## [Description of the task]
Without the pictures, repeat the listing character for character.

Stored records
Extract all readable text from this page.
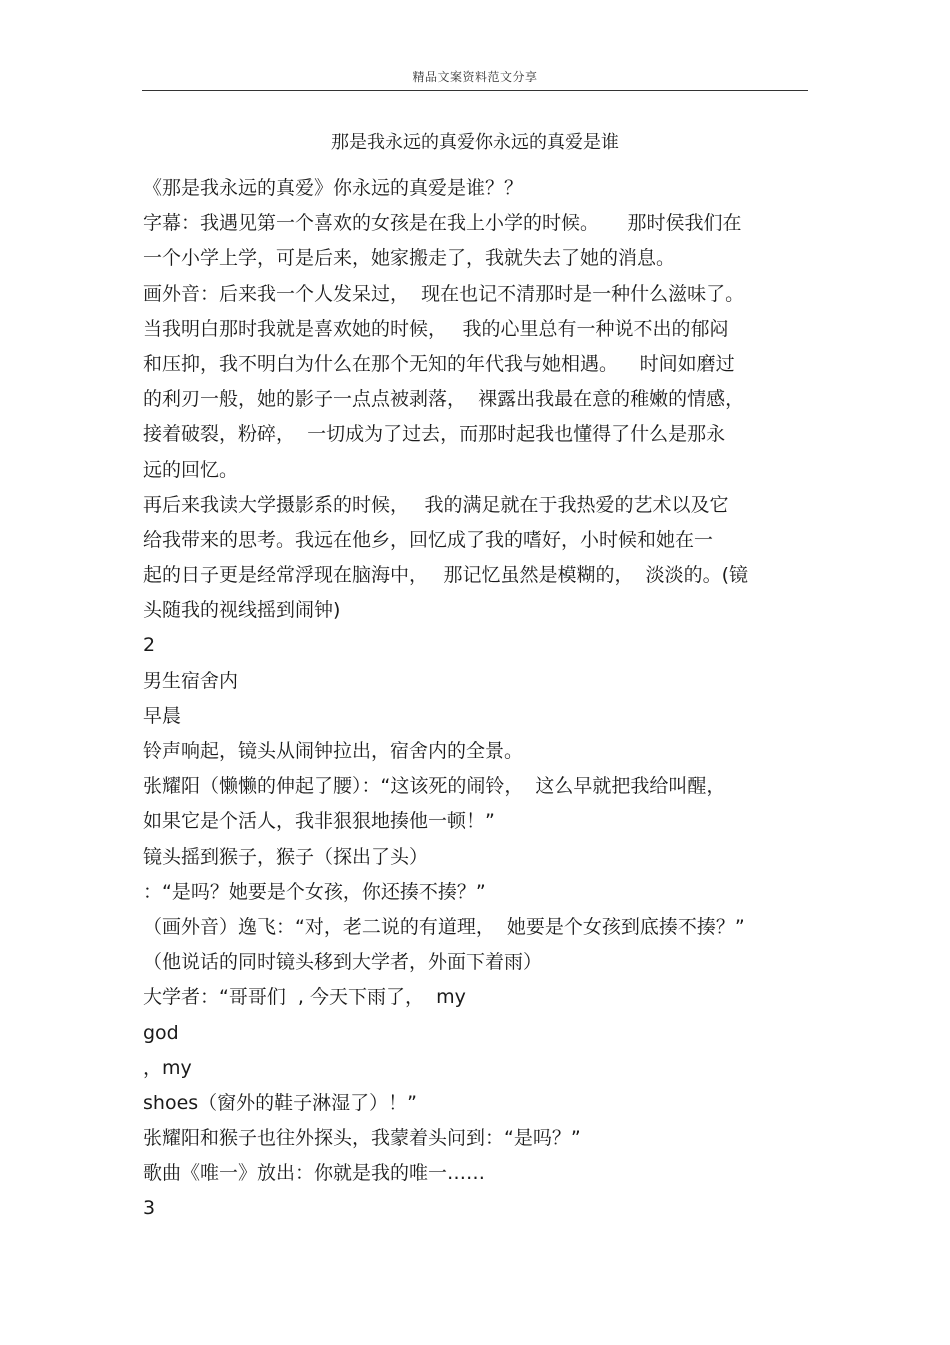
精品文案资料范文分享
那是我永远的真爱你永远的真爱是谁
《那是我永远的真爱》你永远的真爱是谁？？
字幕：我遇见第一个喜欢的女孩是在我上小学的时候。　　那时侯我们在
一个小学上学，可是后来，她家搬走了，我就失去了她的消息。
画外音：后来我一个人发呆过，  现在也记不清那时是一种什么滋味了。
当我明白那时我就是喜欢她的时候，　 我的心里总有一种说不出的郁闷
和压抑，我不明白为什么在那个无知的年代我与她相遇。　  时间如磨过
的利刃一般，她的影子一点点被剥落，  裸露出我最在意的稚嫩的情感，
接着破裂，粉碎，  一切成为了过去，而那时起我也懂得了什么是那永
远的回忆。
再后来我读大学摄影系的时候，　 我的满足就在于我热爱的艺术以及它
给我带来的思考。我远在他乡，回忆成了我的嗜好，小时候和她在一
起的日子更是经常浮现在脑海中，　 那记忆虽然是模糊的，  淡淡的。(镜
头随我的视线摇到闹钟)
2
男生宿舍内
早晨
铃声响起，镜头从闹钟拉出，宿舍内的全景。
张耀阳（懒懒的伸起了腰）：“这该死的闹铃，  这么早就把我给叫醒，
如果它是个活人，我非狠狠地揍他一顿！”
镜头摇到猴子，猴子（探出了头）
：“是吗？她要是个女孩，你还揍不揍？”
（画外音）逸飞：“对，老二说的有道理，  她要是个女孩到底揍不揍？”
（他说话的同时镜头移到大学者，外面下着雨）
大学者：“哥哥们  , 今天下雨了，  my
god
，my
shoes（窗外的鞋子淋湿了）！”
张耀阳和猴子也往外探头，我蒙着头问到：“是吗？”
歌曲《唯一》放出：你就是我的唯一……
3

## [Expected output]
Extract all readable text from this page.
精品文案资料范文分享
那是我永远的真爱你永远的真爱是谁
《那是我永远的真爱》你永远的真爱是谁？？
字幕：我遇见第一个喜欢的女孩是在我上小学的时候。　　那时侯我们在
一个小学上学，可是后来，她家搬走了，我就失去了她的消息。
画外音：后来我一个人发呆过，  现在也记不清那时是一种什么滋味了。
当我明白那时我就是喜欢她的时候，　 我的心里总有一种说不出的郁闷
和压抑，我不明白为什么在那个无知的年代我与她相遇。　  时间如磨过
的利刃一般，她的影子一点点被剥落，  裸露出我最在意的稚嫩的情感，
接着破裂，粉碎，  一切成为了过去，而那时起我也懂得了什么是那永
远的回忆。
再后来我读大学摄影系的时候，　 我的满足就在于我热爱的艺术以及它
给我带来的思考。我远在他乡，回忆成了我的嗜好，小时候和她在一
起的日子更是经常浮现在脑海中，　 那记忆虽然是模糊的，  淡淡的。(镜
头随我的视线摇到闹钟)
2
男生宿舍内
早晨
铃声响起，镜头从闹钟拉出，宿舍内的全景。
张耀阳（懒懒的伸起了腰）：“这该死的闹铃，  这么早就把我给叫醒，
如果它是个活人，我非狠狠地揍他一顿！”
镜头摇到猴子，猴子（探出了头）
：“是吗？她要是个女孩，你还揍不揍？”
（画外音）逸飞：“对，老二说的有道理，  她要是个女孩到底揍不揍？”
（他说话的同时镜头移到大学者，外面下着雨）
大学者：“哥哥们  , 今天下雨了，  my
god
，my
shoes（窗外的鞋子淋湿了）！”
张耀阳和猴子也往外探头，我蒙着头问到：“是吗？”
歌曲《唯一》放出：你就是我的唯一……
3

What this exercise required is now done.